**What this task involves**: Return the count of lines that hold the string "Степная", with no other words.
** Start Entries shown **
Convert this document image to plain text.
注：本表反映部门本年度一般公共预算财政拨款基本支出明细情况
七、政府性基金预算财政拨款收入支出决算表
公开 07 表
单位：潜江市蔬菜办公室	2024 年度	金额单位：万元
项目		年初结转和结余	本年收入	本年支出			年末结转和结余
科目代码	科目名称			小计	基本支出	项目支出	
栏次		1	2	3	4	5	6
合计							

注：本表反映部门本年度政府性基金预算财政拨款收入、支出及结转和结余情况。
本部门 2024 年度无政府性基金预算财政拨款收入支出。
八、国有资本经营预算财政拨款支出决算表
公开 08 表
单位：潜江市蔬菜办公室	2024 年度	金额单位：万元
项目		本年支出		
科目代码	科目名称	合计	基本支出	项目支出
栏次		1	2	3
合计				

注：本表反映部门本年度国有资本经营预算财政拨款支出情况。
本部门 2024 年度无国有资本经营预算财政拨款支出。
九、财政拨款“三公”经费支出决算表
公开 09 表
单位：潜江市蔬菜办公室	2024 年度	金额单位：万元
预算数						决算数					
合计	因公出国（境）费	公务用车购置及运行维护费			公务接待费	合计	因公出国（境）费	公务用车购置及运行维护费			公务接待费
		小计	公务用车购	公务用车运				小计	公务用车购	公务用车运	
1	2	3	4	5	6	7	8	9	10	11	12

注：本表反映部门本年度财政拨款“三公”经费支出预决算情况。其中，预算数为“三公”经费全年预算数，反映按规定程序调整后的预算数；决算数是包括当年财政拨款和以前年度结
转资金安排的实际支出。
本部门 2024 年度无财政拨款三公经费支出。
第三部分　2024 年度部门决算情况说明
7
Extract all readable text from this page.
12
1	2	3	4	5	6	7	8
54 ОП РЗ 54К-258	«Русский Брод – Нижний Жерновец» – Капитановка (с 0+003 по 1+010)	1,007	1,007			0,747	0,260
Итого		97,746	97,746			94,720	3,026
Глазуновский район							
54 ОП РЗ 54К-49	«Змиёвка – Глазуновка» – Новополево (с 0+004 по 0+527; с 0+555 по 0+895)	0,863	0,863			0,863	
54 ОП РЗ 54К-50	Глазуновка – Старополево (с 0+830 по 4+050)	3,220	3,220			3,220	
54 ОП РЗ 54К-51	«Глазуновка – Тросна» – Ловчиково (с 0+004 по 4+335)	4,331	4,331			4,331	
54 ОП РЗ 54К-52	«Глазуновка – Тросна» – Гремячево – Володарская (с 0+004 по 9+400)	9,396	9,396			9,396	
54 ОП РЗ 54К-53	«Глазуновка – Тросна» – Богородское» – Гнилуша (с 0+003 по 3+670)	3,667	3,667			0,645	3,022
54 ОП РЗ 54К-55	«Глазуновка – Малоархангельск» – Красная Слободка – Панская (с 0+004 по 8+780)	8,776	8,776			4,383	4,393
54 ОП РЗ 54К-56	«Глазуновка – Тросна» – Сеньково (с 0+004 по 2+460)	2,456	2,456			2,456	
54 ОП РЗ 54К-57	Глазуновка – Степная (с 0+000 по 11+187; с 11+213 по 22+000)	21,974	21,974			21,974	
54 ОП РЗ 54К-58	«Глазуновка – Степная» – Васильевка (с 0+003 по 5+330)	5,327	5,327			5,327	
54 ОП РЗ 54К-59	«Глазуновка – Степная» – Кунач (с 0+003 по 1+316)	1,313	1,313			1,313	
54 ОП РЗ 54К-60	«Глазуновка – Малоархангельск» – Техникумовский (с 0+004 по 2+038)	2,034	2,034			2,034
** End Entries shown **
**Task response**: 3